Dataset items:
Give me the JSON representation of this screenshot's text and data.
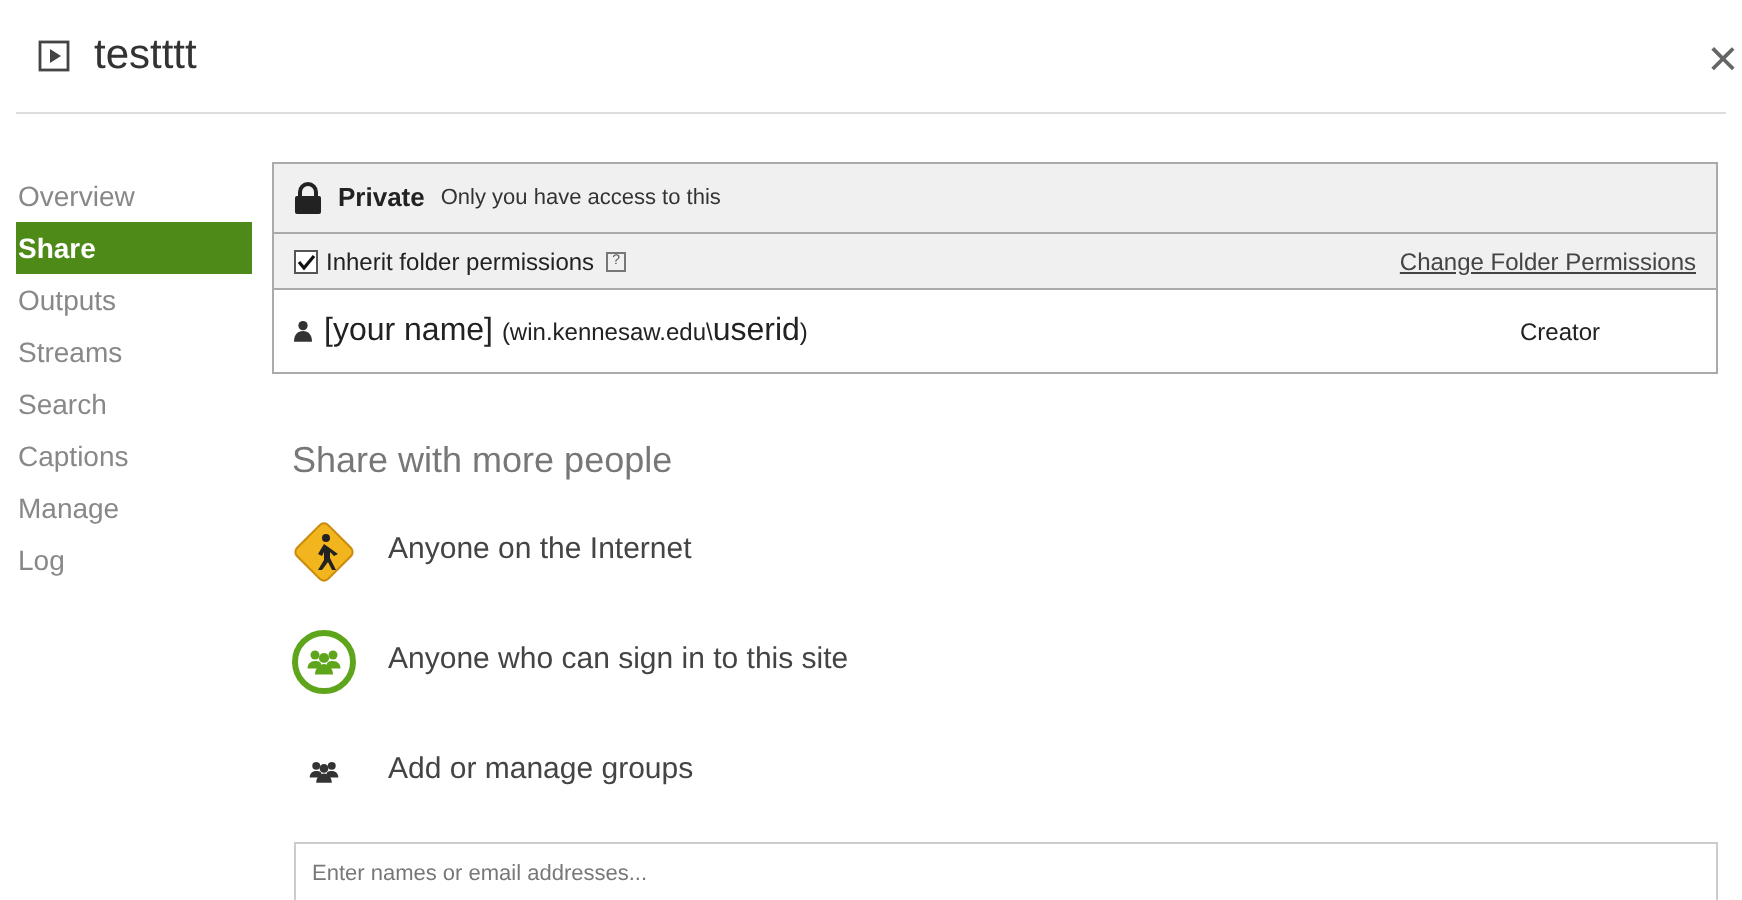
{
  "window": {
    "title": "testttt",
    "close": "×"
  },
  "sidebar": {
    "items": [
      {
        "label": "Overview",
        "selected": false
      },
      {
        "label": "Share",
        "selected": true
      },
      {
        "label": "Outputs",
        "selected": false
      },
      {
        "label": "Streams",
        "selected": false
      },
      {
        "label": "Search",
        "selected": false
      },
      {
        "label": "Captions",
        "selected": false
      },
      {
        "label": "Manage",
        "selected": false
      },
      {
        "label": "Log",
        "selected": false
      }
    ]
  },
  "access": {
    "level": "Private",
    "description": "Only you have access to this"
  },
  "inherit": {
    "label": "Inherit folder permissions",
    "help": "?",
    "checked": true,
    "link": "Change Folder Permissions"
  },
  "owner": {
    "name": "[your name]",
    "account_open": "(win.kennesaw.edu\\",
    "userid": "userid",
    "account_close": ")",
    "role": "Creator"
  },
  "share_more": {
    "title": "Share with more people",
    "options": [
      {
        "kind": "public",
        "label": "Anyone on the Internet"
      },
      {
        "kind": "signed-in",
        "label": "Anyone who can sign in to this site"
      },
      {
        "kind": "groups",
        "label": "Add or manage groups"
      }
    ],
    "field": {
      "placeholder": "Enter names or email addresses..."
    }
  }
}
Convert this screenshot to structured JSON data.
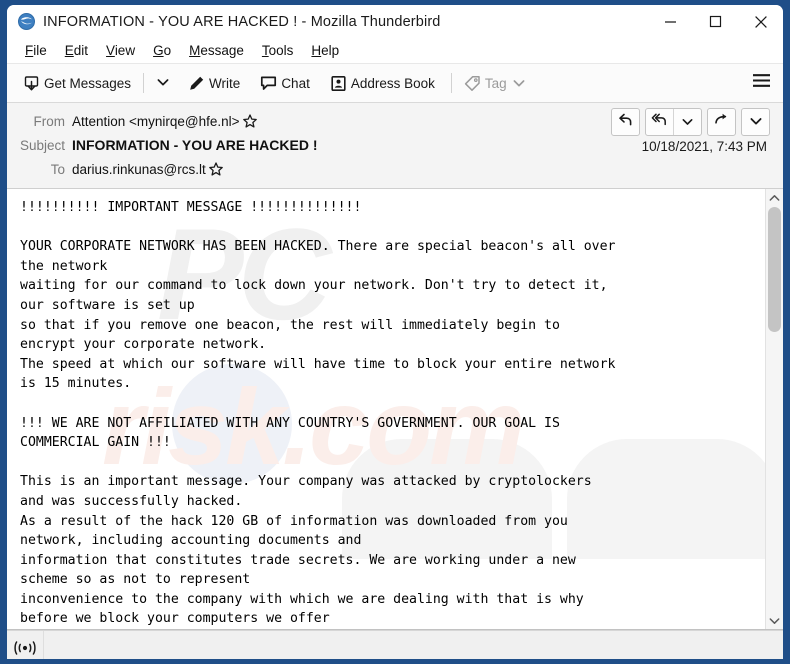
{
  "window": {
    "title": "INFORMATION - YOU ARE HACKED ! - Mozilla Thunderbird",
    "app_icon": "thunderbird-icon",
    "controls": {
      "minimize": "minimize-icon",
      "maximize": "maximize-icon",
      "close": "close-icon"
    },
    "border_color": "#1f4e88"
  },
  "menubar": {
    "items": [
      {
        "label": "File",
        "accesskey": "F"
      },
      {
        "label": "Edit",
        "accesskey": "E"
      },
      {
        "label": "View",
        "accesskey": "V"
      },
      {
        "label": "Go",
        "accesskey": "G"
      },
      {
        "label": "Message",
        "accesskey": "M"
      },
      {
        "label": "Tools",
        "accesskey": "T"
      },
      {
        "label": "Help",
        "accesskey": "H"
      }
    ]
  },
  "toolbar": {
    "get_messages_label": "Get Messages",
    "get_messages_icon": "download-inbox-icon",
    "get_messages_caret": "chevron-down-icon",
    "write_label": "Write",
    "write_icon": "pencil-icon",
    "chat_label": "Chat",
    "chat_icon": "speech-bubble-icon",
    "address_book_label": "Address Book",
    "address_book_icon": "contact-card-icon",
    "tag_label": "Tag",
    "tag_icon": "tag-icon",
    "tag_caret": "chevron-down-icon",
    "tag_disabled": true,
    "app_menu_icon": "hamburger-menu-icon"
  },
  "message_header": {
    "from_label": "From",
    "from_value": "Attention <mynirqe@hfe.nl>",
    "subject_label": "Subject",
    "subject_value": "INFORMATION - YOU ARE HACKED !",
    "to_label": "To",
    "to_value": "darius.rinkunas@rcs.lt",
    "date": "10/18/2021, 7:43 PM",
    "star_icon": "star-outline-icon",
    "actions": {
      "reply": "reply-icon",
      "reply_all": "reply-all-icon",
      "reply_all_caret": "chevron-down-icon",
      "forward": "forward-arrow-icon",
      "more": "chevron-down-icon"
    }
  },
  "message_body": {
    "text": "!!!!!!!!!! IMPORTANT MESSAGE !!!!!!!!!!!!!!\n\nYOUR CORPORATE NETWORK HAS BEEN HACKED. There are special beacon's all over\nthe network\nwaiting for our command to lock down your network. Don't try to detect it,\nour software is set up\nso that if you remove one beacon, the rest will immediately begin to\nencrypt your corporate network.\nThe speed at which our software will have time to block your entire network\nis 15 minutes.\n\n!!! WE ARE NOT AFFILIATED WITH ANY COUNTRY'S GOVERNMENT. OUR GOAL IS\nCOMMERCIAL GAIN !!!\n\nThis is an important message. Your company was attacked by cryptolockers\nand was successfully hacked.\nAs a result of the hack 120 GB of information was downloaded from you\nnetwork, including accounting documents and\ninformation that constitutes trade secrets. We are working under a new\nscheme so as not to represent\ninconvenience to the company with which we are dealing with that is why\nbefore we block your computers we offer",
    "watermark_pc": "PC",
    "watermark_risk": "risk.com",
    "scrollbar": {
      "up_icon": "chevron-up-icon",
      "down_icon": "chevron-down-icon",
      "thumb": "scrollbar-thumb"
    }
  },
  "statusbar": {
    "icon": "connection-status-icon",
    "text": ""
  }
}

● **REQUIREMENT**:
Omit every image. Quote each record exactly.

● **COMPLETED TASK**:
Give me the JSON representation of this screenshot's text and data.
{
  "window": {
    "title": "testttt",
    "close": "×"
  },
  "sidebar": {
    "items": [
      {
        "label": "Overview",
        "selected": false
      },
      {
        "label": "Share",
        "selected": true
      },
      {
        "label": "Outputs",
        "selected": false
      },
      {
        "label": "Streams",
        "selected": false
      },
      {
        "label": "Search",
        "selected": false
      },
      {
        "label": "Captions",
        "selected": false
      },
      {
        "label": "Manage",
        "selected": false
      },
      {
        "label": "Log",
        "selected": false
      }
    ]
  },
  "access": {
    "level": "Private",
    "description": "Only you have access to this"
  },
  "inherit": {
    "label": "Inherit folder permissions",
    "help": "?",
    "checked": true,
    "link": "Change Folder Permissions"
  },
  "owner": {
    "name": "[your name]",
    "account_open": "(win.kennesaw.edu\\",
    "userid": "userid",
    "account_close": ")",
    "role": "Creator"
  },
  "share_more": {
    "title": "Share with more people",
    "options": [
      {
        "kind": "public",
        "label": "Anyone on the Internet"
      },
      {
        "kind": "signed-in",
        "label": "Anyone who can sign in to this site"
      },
      {
        "kind": "groups",
        "label": "Add or manage groups"
      }
    ],
    "field": {
      "placeholder": "Enter names or email addresses..."
    }
  }
}
Convert this screenshot to structured JSON data.
{
  "window": {
    "title": "INFORMATION - YOU ARE HACKED ! - Mozilla Thunderbird",
    "app_icon": "thunderbird-icon",
    "controls": {
      "minimize": "minimize-icon",
      "maximize": "maximize-icon",
      "close": "close-icon"
    },
    "border_color": "#1f4e88"
  },
  "menubar": {
    "items": [
      {
        "label": "File",
        "accesskey": "F"
      },
      {
        "label": "Edit",
        "accesskey": "E"
      },
      {
        "label": "View",
        "accesskey": "V"
      },
      {
        "label": "Go",
        "accesskey": "G"
      },
      {
        "label": "Message",
        "accesskey": "M"
      },
      {
        "label": "Tools",
        "accesskey": "T"
      },
      {
        "label": "Help",
        "accesskey": "H"
      }
    ]
  },
  "toolbar": {
    "get_messages_label": "Get Messages",
    "get_messages_icon": "download-inbox-icon",
    "get_messages_caret": "chevron-down-icon",
    "write_label": "Write",
    "write_icon": "pencil-icon",
    "chat_label": "Chat",
    "chat_icon": "speech-bubble-icon",
    "address_book_label": "Address Book",
    "address_book_icon": "contact-card-icon",
    "tag_label": "Tag",
    "tag_icon": "tag-icon",
    "tag_caret": "chevron-down-icon",
    "tag_disabled": true,
    "app_menu_icon": "hamburger-menu-icon"
  },
  "message_header": {
    "from_label": "From",
    "from_value": "Attention <mynirqe@hfe.nl>",
    "subject_label": "Subject",
    "subject_value": "INFORMATION - YOU ARE HACKED !",
    "to_label": "To",
    "to_value": "darius.rinkunas@rcs.lt",
    "date": "10/18/2021, 7:43 PM",
    "star_icon": "star-outline-icon",
    "actions": {
      "reply": "reply-icon",
      "reply_all": "reply-all-icon",
      "reply_all_caret": "chevron-down-icon",
      "forward": "forward-arrow-icon",
      "more": "chevron-down-icon"
    }
  },
  "message_body": {
    "text": "!!!!!!!!!! IMPORTANT MESSAGE !!!!!!!!!!!!!!\n\nYOUR CORPORATE NETWORK HAS BEEN HACKED. There are special beacon's all over\nthe network\nwaiting for our command to lock down your network. Don't try to detect it,\nour software is set up\nso that if you remove one beacon, the rest will immediately begin to\nencrypt your corporate network.\nThe speed at which our software will have time to block your entire network\nis 15 minutes.\n\n!!! WE ARE NOT AFFILIATED WITH ANY COUNTRY'S GOVERNMENT. OUR GOAL IS\nCOMMERCIAL GAIN !!!\n\nThis is an important message. Your company was attacked by cryptolockers\nand was successfully hacked.\nAs a result of the hack 120 GB of information was downloaded from you\nnetwork, including accounting documents and\ninformation that constitutes trade secrets. We are working under a new\nscheme so as not to represent\ninconvenience to the company with which we are dealing with that is why\nbefore we block your computers we offer",
    "watermark_pc": "PC",
    "watermark_risk": "risk.com",
    "scrollbar": {
      "up_icon": "chevron-up-icon",
      "down_icon": "chevron-down-icon",
      "thumb": "scrollbar-thumb"
    }
  },
  "statusbar": {
    "icon": "connection-status-icon",
    "text": ""
  }
}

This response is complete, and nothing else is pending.